[START Record set]

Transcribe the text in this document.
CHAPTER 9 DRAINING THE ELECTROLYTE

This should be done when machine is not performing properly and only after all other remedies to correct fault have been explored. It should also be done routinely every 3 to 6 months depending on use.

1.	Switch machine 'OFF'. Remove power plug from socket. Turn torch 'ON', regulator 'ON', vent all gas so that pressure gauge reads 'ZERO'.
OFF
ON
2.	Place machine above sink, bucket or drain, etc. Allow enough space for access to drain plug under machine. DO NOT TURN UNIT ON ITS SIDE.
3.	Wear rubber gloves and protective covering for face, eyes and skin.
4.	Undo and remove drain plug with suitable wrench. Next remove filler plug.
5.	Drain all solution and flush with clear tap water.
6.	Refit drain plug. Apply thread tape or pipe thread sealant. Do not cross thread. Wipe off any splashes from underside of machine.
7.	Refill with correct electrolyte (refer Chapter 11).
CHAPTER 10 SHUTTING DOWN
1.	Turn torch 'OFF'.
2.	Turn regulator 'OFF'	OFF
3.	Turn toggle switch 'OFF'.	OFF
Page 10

[END Record set]

▸ **Directions for this task**
Quote all the records exactly, please, leaving none out.

▸ **Worked solution**
Transcribe the text in this document.
CHAPTER 9 DRAINING THE ELECTROLYTE

This should be done when machine is not performing properly and only after all other remedies to correct fault have been explored. It should also be done routinely every 3 to 6 months depending on use.

1.	Switch machine 'OFF'. Remove power plug from socket. Turn torch 'ON', regulator 'ON', vent all gas so that pressure gauge reads 'ZERO'.
OFF
ON
2.	Place machine above sink, bucket or drain, etc. Allow enough space for access to drain plug under machine. DO NOT TURN UNIT ON ITS SIDE.
3.	Wear rubber gloves and protective covering for face, eyes and skin.
4.	Undo and remove drain plug with suitable wrench. Next remove filler plug.
5.	Drain all solution and flush with clear tap water.
6.	Refit drain plug. Apply thread tape or pipe thread sealant. Do not cross thread. Wipe off any splashes from underside of machine.
7.	Refill with correct electrolyte (refer Chapter 11).
CHAPTER 10 SHUTTING DOWN
1.	Turn torch 'OFF'.
2.	Turn regulator 'OFF'	OFF
3.	Turn toggle switch 'OFF'.	OFF
Page 10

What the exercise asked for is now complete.